*Exercise prompt*. For each line below that includes the word "регионального", make a copy.

*Data for processing*.
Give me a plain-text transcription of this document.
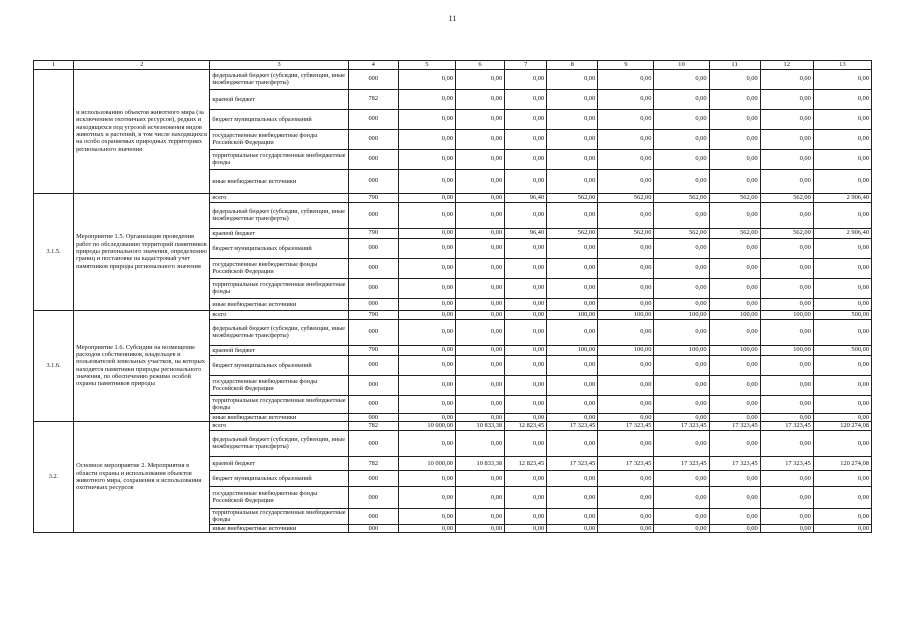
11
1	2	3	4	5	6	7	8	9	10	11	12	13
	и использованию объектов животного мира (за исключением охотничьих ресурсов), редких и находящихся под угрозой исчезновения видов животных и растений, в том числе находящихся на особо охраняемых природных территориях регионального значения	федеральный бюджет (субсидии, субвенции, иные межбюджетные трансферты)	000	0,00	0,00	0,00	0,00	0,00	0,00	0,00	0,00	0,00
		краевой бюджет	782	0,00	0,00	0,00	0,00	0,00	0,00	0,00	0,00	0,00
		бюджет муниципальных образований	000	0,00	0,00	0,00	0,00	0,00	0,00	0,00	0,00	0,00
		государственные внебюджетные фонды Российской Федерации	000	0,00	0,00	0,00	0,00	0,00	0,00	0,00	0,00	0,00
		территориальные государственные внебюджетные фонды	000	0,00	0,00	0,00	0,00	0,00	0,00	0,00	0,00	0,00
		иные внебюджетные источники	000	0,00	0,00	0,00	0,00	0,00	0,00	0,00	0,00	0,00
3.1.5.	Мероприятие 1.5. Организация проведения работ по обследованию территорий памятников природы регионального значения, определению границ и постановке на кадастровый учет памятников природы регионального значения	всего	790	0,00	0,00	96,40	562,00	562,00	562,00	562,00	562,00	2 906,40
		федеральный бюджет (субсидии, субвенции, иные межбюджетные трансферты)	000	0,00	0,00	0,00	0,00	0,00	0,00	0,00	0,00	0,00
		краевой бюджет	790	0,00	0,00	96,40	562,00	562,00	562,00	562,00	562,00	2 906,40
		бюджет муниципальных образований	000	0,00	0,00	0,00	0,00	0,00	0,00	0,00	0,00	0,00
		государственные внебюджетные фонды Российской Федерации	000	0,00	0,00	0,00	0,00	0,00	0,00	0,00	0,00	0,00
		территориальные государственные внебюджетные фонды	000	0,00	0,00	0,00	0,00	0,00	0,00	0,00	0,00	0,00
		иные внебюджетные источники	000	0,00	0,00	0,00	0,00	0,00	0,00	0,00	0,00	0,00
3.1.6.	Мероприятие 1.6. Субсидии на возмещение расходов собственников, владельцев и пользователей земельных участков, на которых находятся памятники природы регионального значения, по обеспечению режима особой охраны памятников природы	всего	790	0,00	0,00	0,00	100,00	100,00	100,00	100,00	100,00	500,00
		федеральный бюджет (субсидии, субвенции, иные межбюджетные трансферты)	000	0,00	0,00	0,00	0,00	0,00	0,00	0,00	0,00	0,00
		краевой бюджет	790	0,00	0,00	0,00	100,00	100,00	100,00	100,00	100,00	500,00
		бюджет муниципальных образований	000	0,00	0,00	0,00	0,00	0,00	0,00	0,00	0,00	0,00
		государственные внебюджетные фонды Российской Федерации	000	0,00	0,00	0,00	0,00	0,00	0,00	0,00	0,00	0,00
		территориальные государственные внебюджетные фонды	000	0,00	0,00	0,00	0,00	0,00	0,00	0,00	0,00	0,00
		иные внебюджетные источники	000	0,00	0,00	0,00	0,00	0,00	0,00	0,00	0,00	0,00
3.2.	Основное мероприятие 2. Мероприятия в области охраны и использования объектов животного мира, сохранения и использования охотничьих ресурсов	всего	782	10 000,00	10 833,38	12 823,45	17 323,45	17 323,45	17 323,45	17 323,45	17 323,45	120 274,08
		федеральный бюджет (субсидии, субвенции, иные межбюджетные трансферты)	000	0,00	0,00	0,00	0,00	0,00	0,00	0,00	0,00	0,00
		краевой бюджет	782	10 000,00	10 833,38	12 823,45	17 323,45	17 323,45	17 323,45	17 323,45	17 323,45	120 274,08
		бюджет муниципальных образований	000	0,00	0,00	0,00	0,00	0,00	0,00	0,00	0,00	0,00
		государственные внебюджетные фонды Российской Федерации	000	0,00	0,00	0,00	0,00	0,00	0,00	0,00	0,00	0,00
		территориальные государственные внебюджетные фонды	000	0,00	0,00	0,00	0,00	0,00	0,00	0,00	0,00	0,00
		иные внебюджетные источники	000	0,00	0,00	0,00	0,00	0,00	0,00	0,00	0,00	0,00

*The reply*.
	и использованию объектов животного мира (за исключением охотничьих ресурсов), редких и находящихся под угрозой исчезновения видов животных и растений, в том числе находящихся на особо охраняемых природных территориях регионального значения	федеральный бюджет (субсидии, субвенции, иные межбюджетные трансферты)	000	0,00	0,00	0,00	0,00	0,00	0,00	0,00	0,00	0,00
3.1.5.	Мероприятие 1.5. Организация проведения работ по обследованию территорий памятников природы регионального значения, определению границ и постановке на кадастровый учет памятников природы регионального значения	всего	790	0,00	0,00	96,40	562,00	562,00	562,00	562,00	562,00	2 906,40
3.1.6.	Мероприятие 1.6. Субсидии на возмещение расходов собственников, владельцев и пользователей земельных участков, на которых находятся памятники природы регионального значения, по обеспечению режима особой охраны памятников природы	всего	790	0,00	0,00	0,00	100,00	100,00	100,00	100,00	100,00	500,00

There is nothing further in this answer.